*EXERCISE GOAL*. Any picture among the records should be left out, please; retype the rest exactly.

*EXTRACTED DATA*.

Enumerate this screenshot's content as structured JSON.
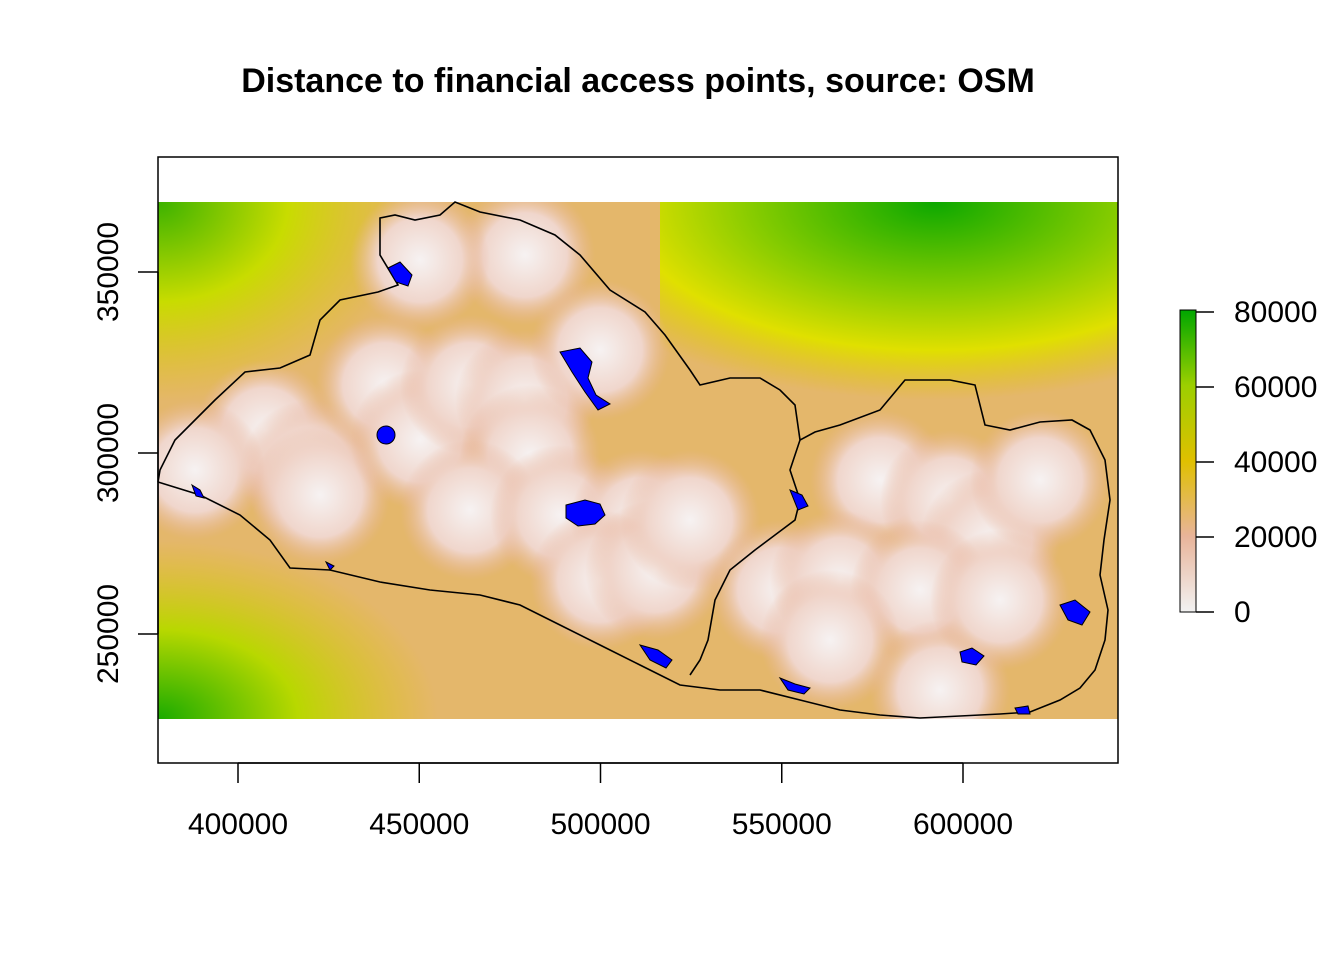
{
  "title": "Distance to financial access points, source: OSM",
  "colors": {
    "scale_low": "#f2f2f2",
    "scale_mid_low": "#e8b49a",
    "scale_mid": "#e0c000",
    "scale_high": "#00a600",
    "water_bodies": "#0000ff",
    "boundary": "#000000"
  },
  "axes": {
    "x_ticks": [
      "400000",
      "450000",
      "500000",
      "550000",
      "600000"
    ],
    "y_ticks": [
      "250000",
      "300000",
      "350000"
    ]
  },
  "legend": {
    "ticks": [
      "80000",
      "60000",
      "40000",
      "20000",
      "0"
    ]
  },
  "chart_data": {
    "type": "heatmap",
    "title": "Distance to financial access points, source: OSM",
    "x_ticks": [
      400000,
      450000,
      500000,
      550000,
      600000
    ],
    "y_ticks": [
      250000,
      300000,
      350000
    ],
    "legend_values": [
      0,
      20000,
      40000,
      60000,
      80000
    ],
    "legend_placement": "right"
  }
}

*ANSWER TO THIS EXERCISE*.
Enumerate this screenshot's content as structured JSON.
{
  "title": "Distance to financial access points, source: OSM",
  "colors": {
    "scale_low": "#f2f2f2",
    "scale_mid_low": "#e8b49a",
    "scale_mid": "#e0c000",
    "scale_high": "#00a600",
    "water_bodies": "#0000ff",
    "boundary": "#000000"
  },
  "axes": {
    "x_ticks": [
      "400000",
      "450000",
      "500000",
      "550000",
      "600000"
    ],
    "y_ticks": [
      "250000",
      "300000",
      "350000"
    ]
  },
  "legend": {
    "ticks": [
      "80000",
      "60000",
      "40000",
      "20000",
      "0"
    ]
  },
  "chart_data": {
    "type": "heatmap",
    "title": "Distance to financial access points, source: OSM",
    "x_ticks": [
      400000,
      450000,
      500000,
      550000,
      600000
    ],
    "y_ticks": [
      250000,
      300000,
      350000
    ],
    "legend_values": [
      0,
      20000,
      40000,
      60000,
      80000
    ],
    "legend_placement": "right"
  }
}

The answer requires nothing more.